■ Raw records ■
>>>>

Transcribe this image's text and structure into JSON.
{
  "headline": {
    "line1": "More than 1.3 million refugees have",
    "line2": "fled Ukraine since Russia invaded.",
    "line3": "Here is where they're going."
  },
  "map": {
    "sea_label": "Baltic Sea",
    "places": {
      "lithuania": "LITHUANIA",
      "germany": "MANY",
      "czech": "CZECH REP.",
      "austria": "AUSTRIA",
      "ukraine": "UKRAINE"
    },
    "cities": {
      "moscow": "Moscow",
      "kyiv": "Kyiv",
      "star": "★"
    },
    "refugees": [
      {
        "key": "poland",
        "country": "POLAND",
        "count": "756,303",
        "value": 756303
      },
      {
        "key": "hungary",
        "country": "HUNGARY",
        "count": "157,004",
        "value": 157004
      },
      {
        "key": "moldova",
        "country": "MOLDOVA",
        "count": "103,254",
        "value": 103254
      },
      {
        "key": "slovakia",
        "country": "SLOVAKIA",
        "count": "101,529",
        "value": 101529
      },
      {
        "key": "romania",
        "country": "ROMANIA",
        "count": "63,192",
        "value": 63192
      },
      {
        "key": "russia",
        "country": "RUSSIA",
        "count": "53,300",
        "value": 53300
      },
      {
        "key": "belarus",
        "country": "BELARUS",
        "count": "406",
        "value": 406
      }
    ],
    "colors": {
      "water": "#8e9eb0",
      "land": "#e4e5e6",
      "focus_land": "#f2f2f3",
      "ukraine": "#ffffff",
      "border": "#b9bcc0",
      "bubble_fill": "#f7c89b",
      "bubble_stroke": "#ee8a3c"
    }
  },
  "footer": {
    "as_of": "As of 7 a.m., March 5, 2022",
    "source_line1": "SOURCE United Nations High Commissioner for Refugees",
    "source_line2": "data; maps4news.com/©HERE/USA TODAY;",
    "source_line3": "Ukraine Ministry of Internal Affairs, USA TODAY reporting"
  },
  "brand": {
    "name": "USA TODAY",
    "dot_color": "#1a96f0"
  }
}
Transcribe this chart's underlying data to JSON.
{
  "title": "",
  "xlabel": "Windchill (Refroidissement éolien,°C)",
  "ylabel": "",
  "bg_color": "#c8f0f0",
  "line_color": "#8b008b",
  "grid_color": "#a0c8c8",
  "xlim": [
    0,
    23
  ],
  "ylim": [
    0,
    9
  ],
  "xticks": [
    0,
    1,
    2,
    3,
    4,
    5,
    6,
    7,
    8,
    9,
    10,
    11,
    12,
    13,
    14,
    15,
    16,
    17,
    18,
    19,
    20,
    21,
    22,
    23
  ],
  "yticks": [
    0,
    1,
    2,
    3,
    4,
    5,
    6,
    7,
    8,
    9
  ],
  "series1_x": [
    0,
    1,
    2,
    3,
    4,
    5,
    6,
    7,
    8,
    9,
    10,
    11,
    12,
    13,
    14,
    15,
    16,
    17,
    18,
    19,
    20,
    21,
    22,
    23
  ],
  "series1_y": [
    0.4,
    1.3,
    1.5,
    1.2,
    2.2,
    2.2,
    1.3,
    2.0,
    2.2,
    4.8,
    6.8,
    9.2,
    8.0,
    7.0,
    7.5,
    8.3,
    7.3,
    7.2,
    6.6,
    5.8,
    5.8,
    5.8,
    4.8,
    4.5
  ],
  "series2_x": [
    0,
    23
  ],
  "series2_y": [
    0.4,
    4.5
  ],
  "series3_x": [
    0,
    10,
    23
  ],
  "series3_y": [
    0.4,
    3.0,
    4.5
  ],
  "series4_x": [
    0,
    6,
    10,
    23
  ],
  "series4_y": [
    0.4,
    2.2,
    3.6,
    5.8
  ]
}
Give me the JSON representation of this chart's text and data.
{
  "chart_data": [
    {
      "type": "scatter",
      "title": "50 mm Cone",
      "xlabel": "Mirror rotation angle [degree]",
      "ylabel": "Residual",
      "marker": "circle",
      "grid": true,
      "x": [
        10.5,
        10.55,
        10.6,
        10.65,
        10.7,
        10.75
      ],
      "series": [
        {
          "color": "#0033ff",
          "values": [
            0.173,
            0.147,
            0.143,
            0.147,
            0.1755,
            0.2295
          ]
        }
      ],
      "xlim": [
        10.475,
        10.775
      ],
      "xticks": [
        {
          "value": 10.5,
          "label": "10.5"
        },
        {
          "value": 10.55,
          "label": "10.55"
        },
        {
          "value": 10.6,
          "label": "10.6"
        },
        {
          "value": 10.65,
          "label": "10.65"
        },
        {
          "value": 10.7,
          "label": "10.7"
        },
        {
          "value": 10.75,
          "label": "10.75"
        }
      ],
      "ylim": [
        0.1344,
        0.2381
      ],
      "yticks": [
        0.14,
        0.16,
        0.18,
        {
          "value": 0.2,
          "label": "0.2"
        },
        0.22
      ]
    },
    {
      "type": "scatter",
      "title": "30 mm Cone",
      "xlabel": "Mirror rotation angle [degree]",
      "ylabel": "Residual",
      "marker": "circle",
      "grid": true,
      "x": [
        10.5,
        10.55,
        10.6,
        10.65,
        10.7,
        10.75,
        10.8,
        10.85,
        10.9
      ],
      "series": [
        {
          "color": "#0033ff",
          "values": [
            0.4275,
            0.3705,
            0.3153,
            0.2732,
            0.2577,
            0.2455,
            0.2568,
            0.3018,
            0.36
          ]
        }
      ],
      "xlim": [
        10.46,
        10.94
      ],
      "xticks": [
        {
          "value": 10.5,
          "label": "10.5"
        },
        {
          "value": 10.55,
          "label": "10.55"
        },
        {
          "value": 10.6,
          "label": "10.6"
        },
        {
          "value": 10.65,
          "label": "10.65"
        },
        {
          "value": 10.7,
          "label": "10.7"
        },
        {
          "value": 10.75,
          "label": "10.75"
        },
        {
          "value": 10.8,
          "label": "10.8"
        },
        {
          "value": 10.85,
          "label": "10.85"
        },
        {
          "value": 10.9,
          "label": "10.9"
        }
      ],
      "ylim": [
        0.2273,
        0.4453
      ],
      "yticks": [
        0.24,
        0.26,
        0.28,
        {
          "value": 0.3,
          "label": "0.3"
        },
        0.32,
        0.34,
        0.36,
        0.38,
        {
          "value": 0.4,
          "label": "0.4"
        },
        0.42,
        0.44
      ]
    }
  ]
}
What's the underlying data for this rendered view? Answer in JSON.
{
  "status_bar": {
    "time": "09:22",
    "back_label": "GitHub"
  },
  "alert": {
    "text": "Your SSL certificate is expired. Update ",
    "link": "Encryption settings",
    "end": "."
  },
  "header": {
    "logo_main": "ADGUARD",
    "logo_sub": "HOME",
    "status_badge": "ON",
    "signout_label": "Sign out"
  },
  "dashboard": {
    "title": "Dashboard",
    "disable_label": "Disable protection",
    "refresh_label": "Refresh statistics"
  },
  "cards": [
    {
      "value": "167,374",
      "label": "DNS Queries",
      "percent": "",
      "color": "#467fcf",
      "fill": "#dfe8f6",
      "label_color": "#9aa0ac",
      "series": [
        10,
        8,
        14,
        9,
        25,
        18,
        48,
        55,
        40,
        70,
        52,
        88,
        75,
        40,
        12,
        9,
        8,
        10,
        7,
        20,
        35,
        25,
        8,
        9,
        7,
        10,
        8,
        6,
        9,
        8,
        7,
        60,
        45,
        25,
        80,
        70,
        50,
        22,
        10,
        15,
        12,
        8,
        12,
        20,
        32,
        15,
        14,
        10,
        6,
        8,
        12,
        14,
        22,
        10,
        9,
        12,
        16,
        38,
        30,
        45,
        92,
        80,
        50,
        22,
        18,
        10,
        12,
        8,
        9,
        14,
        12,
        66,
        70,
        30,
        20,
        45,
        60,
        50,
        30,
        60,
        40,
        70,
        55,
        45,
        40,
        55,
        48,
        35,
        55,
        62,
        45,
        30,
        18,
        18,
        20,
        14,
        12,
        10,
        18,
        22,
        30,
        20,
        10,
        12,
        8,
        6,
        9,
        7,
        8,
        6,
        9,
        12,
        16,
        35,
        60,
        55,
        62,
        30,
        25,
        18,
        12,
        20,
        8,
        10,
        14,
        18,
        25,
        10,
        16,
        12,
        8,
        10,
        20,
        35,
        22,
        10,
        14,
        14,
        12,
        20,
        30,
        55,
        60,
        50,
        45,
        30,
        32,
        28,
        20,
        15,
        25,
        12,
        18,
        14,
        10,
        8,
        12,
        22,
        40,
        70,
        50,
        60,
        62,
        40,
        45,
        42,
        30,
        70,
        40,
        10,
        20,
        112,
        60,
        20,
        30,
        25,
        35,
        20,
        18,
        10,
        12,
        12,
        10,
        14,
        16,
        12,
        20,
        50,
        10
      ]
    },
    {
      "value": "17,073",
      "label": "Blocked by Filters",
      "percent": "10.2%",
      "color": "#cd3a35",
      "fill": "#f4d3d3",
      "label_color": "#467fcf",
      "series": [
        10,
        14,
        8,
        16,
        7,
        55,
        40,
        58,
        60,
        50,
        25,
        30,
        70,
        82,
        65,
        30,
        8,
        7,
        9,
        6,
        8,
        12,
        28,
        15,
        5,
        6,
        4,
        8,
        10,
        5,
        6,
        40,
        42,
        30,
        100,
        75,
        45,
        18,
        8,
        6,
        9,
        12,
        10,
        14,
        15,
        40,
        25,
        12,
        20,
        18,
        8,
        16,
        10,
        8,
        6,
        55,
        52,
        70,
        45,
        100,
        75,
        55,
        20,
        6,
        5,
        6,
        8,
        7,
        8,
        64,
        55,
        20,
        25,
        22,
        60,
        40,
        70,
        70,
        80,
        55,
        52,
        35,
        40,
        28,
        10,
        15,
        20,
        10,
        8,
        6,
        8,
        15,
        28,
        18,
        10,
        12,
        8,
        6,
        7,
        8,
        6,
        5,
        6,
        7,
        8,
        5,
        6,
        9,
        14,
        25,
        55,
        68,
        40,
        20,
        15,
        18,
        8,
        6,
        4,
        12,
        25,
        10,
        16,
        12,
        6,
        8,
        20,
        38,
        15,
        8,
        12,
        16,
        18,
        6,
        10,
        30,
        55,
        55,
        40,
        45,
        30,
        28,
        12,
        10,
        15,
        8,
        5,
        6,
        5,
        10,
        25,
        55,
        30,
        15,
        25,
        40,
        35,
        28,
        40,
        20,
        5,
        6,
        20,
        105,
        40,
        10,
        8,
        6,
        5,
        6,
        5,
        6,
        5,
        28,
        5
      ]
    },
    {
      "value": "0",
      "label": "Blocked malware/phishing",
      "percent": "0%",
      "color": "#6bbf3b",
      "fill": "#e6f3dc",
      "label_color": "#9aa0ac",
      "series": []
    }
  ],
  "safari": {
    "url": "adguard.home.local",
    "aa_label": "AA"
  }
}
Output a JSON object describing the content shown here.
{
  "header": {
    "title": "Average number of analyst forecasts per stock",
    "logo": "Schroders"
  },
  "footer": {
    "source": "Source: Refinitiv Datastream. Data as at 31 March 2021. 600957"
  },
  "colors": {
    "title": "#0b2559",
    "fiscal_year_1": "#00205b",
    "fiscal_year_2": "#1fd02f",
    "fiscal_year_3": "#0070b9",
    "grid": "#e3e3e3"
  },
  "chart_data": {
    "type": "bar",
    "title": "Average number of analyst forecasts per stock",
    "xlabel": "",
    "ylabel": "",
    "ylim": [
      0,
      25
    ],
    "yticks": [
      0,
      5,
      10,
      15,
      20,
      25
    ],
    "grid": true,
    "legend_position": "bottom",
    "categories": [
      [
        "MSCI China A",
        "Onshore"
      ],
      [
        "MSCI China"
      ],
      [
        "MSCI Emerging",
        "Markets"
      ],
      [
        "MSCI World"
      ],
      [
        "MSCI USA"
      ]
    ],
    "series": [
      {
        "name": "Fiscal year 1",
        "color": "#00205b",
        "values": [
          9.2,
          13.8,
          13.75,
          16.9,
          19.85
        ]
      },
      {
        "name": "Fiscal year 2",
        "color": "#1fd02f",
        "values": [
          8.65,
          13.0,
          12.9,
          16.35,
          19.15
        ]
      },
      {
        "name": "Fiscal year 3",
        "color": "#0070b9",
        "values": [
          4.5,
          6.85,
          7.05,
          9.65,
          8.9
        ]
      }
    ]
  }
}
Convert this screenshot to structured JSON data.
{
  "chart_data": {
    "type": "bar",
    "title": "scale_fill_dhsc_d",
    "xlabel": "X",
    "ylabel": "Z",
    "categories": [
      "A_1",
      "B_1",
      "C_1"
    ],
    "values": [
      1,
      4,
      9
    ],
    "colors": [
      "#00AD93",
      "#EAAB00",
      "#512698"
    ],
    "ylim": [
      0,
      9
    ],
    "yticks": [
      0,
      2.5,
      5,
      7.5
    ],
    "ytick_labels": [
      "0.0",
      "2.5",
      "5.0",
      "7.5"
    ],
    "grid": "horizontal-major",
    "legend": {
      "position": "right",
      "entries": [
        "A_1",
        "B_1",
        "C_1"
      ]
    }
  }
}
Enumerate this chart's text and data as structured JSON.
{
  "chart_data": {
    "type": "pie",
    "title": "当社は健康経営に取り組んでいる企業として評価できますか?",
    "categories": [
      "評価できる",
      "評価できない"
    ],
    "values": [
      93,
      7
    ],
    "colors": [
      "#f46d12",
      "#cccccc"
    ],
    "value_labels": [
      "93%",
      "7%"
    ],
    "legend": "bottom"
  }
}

<<<<

Using the listing above, state the number of lines that hold "ylabel", with no other text.

5